Everything except the pictures should be printed exactly as it appears in the records.

# # #

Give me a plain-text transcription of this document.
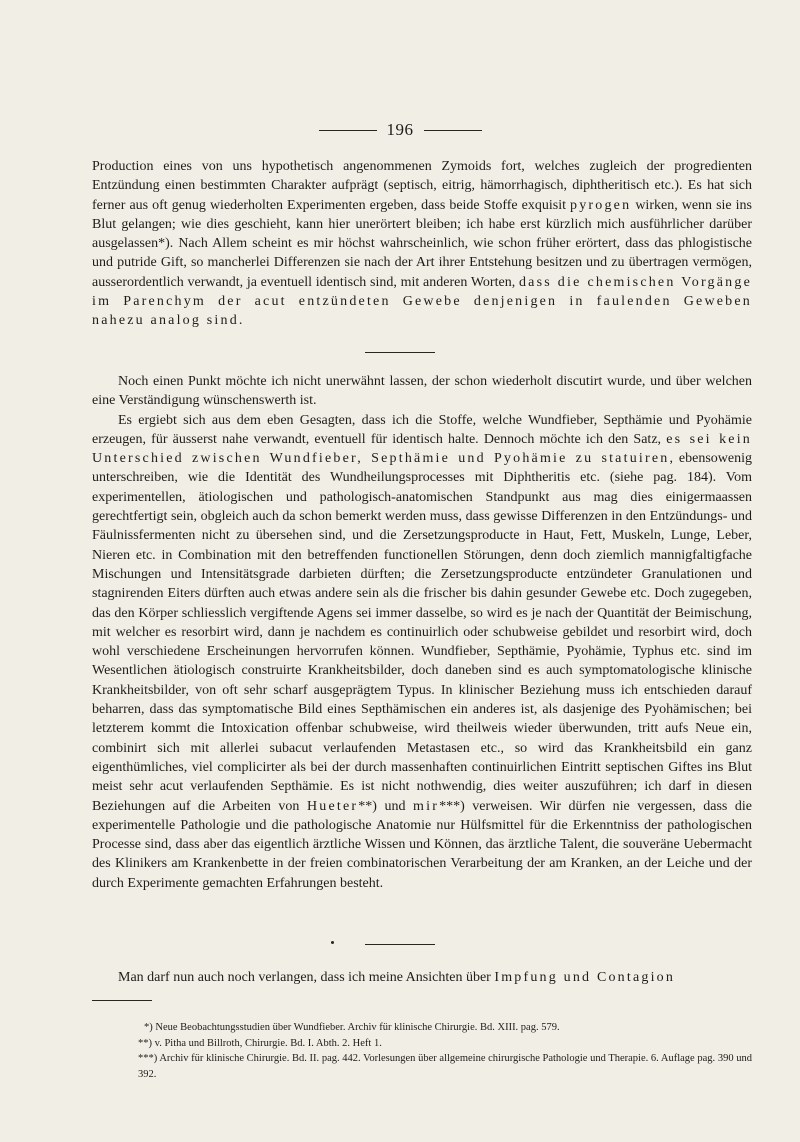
196

Production eines von uns hypothetisch angenommenen Zymoids fort, welches zugleich der progredienten Entzündung einen bestimmten Charakter aufprägt (septisch, eitrig, hämorrhagisch, diphtheritisch etc.). Es hat sich ferner aus oft genug wiederholten Experimenten ergeben, dass beide Stoffe exquisit pyrogen wirken, wenn sie ins Blut gelangen; wie dies geschieht, kann hier unerörtert bleiben; ich habe erst kürzlich mich ausführlicher darüber ausgelassen*). Nach Allem scheint es mir höchst wahrscheinlich, wie schon früher erörtert, dass das phlogistische und putride Gift, so mancherlei Differenzen sie nach der Art ihrer Entstehung besitzen und zu übertragen vermögen, ausserordentlich verwandt, ja eventuell identisch sind, mit anderen Worten, dass die chemischen Vorgänge im Parenchym der acut entzündeten Gewebe denjenigen in faulenden Geweben nahezu analog sind.

Noch einen Punkt möchte ich nicht unerwähnt lassen, der schon wiederholt discutirt wurde, und über welchen eine Verständigung wünschenswerth ist.

Es ergiebt sich aus dem eben Gesagten, dass ich die Stoffe, welche Wundfieber, Septhämie und Pyohämie erzeugen, für äusserst nahe verwandt, eventuell für identisch halte. Dennoch möchte ich den Satz, es sei kein Unterschied zwischen Wundfieber, Septhämie und Pyohämie zu statuiren, ebensowenig unterschreiben, wie die Identität des Wundheilungsprocesses mit Diphtheritis etc. (siehe pag. 184). Vom experimentellen, ätiologischen und pathologisch-anatomischen Standpunkt aus mag dies einigermaassen gerechtfertigt sein, obgleich auch da schon bemerkt werden muss, dass gewisse Differenzen in den Entzündungs- und Fäulnissfermenten nicht zu übersehen sind, und die Zersetzungsproducte in Haut, Fett, Muskeln, Lunge, Leber, Nieren etc. in Combination mit den betreffenden functionellen Störungen, denn doch ziemlich mannigfaltigfache Mischungen und Intensitätsgrade darbieten dürften; die Zersetzungsproducte entzündeter Granulationen und stagnirenden Eiters dürften auch etwas andere sein als die frischer bis dahin gesunder Gewebe etc. Doch zugegeben, das den Körper schliesslich vergiftende Agens sei immer dasselbe, so wird es je nach der Quantität der Beimischung, mit welcher es resorbirt wird, dann je nachdem es continuirlich oder schubweise gebildet und resorbirt wird, doch wohl verschiedene Erscheinungen hervorrufen können. Wundfieber, Septhämie, Pyohämie, Typhus etc. sind im Wesentlichen ätiologisch construirte Krankheitsbilder, doch daneben sind es auch symptomatologische klinische Krankheitsbilder, von oft sehr scharf ausgeprägtem Typus. In klinischer Beziehung muss ich entschieden darauf beharren, dass das symptomatische Bild eines Septhämischen ein anderes ist, als dasjenige des Pyohämischen; bei letzterem kommt die Intoxication offenbar schubweise, wird theilweis wieder überwunden, tritt aufs Neue ein, combinirt sich mit allerlei subacut verlaufenden Metastasen etc., so wird das Krankheitsbild ein ganz eigenthümliches, viel complicirter als bei der durch massenhaften continuirlichen Eintritt septischen Giftes ins Blut meist sehr acut verlaufenden Septhämie. Es ist nicht nothwendig, dies weiter auszuführen; ich darf in diesen Beziehungen auf die Arbeiten von Hueter**) und mir***) verweisen. Wir dürfen nie vergessen, dass die experimentelle Pathologie und die pathologische Anatomie nur Hülfsmittel für die Erkenntniss der pathologischen Processe sind, dass aber das eigentlich ärztliche Wissen und Können, das ärztliche Talent, die souveräne Uebermacht des Klinikers am Krankenbette in der freien combinatorischen Verarbeitung der am Kranken, an der Leiche und der durch Experimente gemachten Erfahrungen besteht.

Man darf nun auch noch verlangen, dass ich meine Ansichten über Impfung und Contagion

*) Neue Beobachtungsstudien über Wundfieber. Archiv für klinische Chirurgie. Bd. XIII. pag. 579.

**) v. Pitha und Billroth, Chirurgie. Bd. I. Abth. 2. Heft 1.

***) Archiv für klinische Chirurgie. Bd. II. pag. 442. Vorlesungen über allgemeine chirurgische Pathologie und Therapie. 6. Auflage pag. 390 und 392.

# # #

§ **Answer for the task**:
Give me a plain-text transcription of this document.
196

Production eines von uns hypothetisch angenommenen Zymoids fort, welches zugleich der progredienten Entzündung einen bestimmten Charakter aufprägt (septisch, eitrig, hämorrhagisch, diphtheritisch etc.). Es hat sich ferner aus oft genug wiederholten Experimenten ergeben, dass beide Stoffe exquisit pyrogen wirken, wenn sie ins Blut gelangen; wie dies geschieht, kann hier unerörtert bleiben; ich habe erst kürzlich mich ausführlicher darüber ausgelassen*). Nach Allem scheint es mir höchst wahrscheinlich, wie schon früher erörtert, dass das phlogistische und putride Gift, so mancherlei Differenzen sie nach der Art ihrer Entstehung besitzen und zu übertragen vermögen, ausserordentlich verwandt, ja eventuell identisch sind, mit anderen Worten, dass die chemischen Vorgänge im Parenchym der acut entzündeten Gewebe denjenigen in faulenden Geweben nahezu analog sind.

Noch einen Punkt möchte ich nicht unerwähnt lassen, der schon wiederholt discutirt wurde, und über welchen eine Verständigung wünschenswerth ist.

Es ergiebt sich aus dem eben Gesagten, dass ich die Stoffe, welche Wundfieber, Septhämie und Pyohämie erzeugen, für äusserst nahe verwandt, eventuell für identisch halte. Dennoch möchte ich den Satz, es sei kein Unterschied zwischen Wundfieber, Septhämie und Pyohämie zu statuiren, ebensowenig unterschreiben, wie die Identität des Wundheilungsprocesses mit Diphtheritis etc. (siehe pag. 184). Vom experimentellen, ätiologischen und pathologisch-anatomischen Standpunkt aus mag dies einigermaassen gerechtfertigt sein, obgleich auch da schon bemerkt werden muss, dass gewisse Differenzen in den Entzündungs- und Fäulnissfermenten nicht zu übersehen sind, und die Zersetzungsproducte in Haut, Fett, Muskeln, Lunge, Leber, Nieren etc. in Combination mit den betreffenden functionellen Störungen, denn doch ziemlich mannigfaltigfache Mischungen und Intensitätsgrade darbieten dürften; die Zersetzungsproducte entzündeter Granulationen und stagnirenden Eiters dürften auch etwas andere sein als die frischer bis dahin gesunder Gewebe etc. Doch zugegeben, das den Körper schliesslich vergiftende Agens sei immer dasselbe, so wird es je nach der Quantität der Beimischung, mit welcher es resorbirt wird, dann je nachdem es continuirlich oder schubweise gebildet und resorbirt wird, doch wohl verschiedene Erscheinungen hervorrufen können. Wundfieber, Septhämie, Pyohämie, Typhus etc. sind im Wesentlichen ätiologisch construirte Krankheitsbilder, doch daneben sind es auch symptomatologische klinische Krankheitsbilder, von oft sehr scharf ausgeprägtem Typus. In klinischer Beziehung muss ich entschieden darauf beharren, dass das symptomatische Bild eines Septhämischen ein anderes ist, als dasjenige des Pyohämischen; bei letzterem kommt die Intoxication offenbar schubweise, wird theilweis wieder überwunden, tritt aufs Neue ein, combinirt sich mit allerlei subacut verlaufenden Metastasen etc., so wird das Krankheitsbild ein ganz eigenthümliches, viel complicirter als bei der durch massenhaften continuirlichen Eintritt septischen Giftes ins Blut meist sehr acut verlaufenden Septhämie. Es ist nicht nothwendig, dies weiter auszuführen; ich darf in diesen Beziehungen auf die Arbeiten von Hueter**) und mir***) verweisen. Wir dürfen nie vergessen, dass die experimentelle Pathologie und die pathologische Anatomie nur Hülfsmittel für die Erkenntniss der pathologischen Processe sind, dass aber das eigentlich ärztliche Wissen und Können, das ärztliche Talent, die souveräne Uebermacht des Klinikers am Krankenbette in der freien combinatorischen Verarbeitung der am Kranken, an der Leiche und der durch Experimente gemachten Erfahrungen besteht.

Man darf nun auch noch verlangen, dass ich meine Ansichten über Impfung und Contagion

*) Neue Beobachtungsstudien über Wundfieber. Archiv für klinische Chirurgie. Bd. XIII. pag. 579.

**) v. Pitha und Billroth, Chirurgie. Bd. I. Abth. 2. Heft 1.

***) Archiv für klinische Chirurgie. Bd. II. pag. 442. Vorlesungen über allgemeine chirurgische Pathologie und Therapie. 6. Auflage pag. 390 und 392.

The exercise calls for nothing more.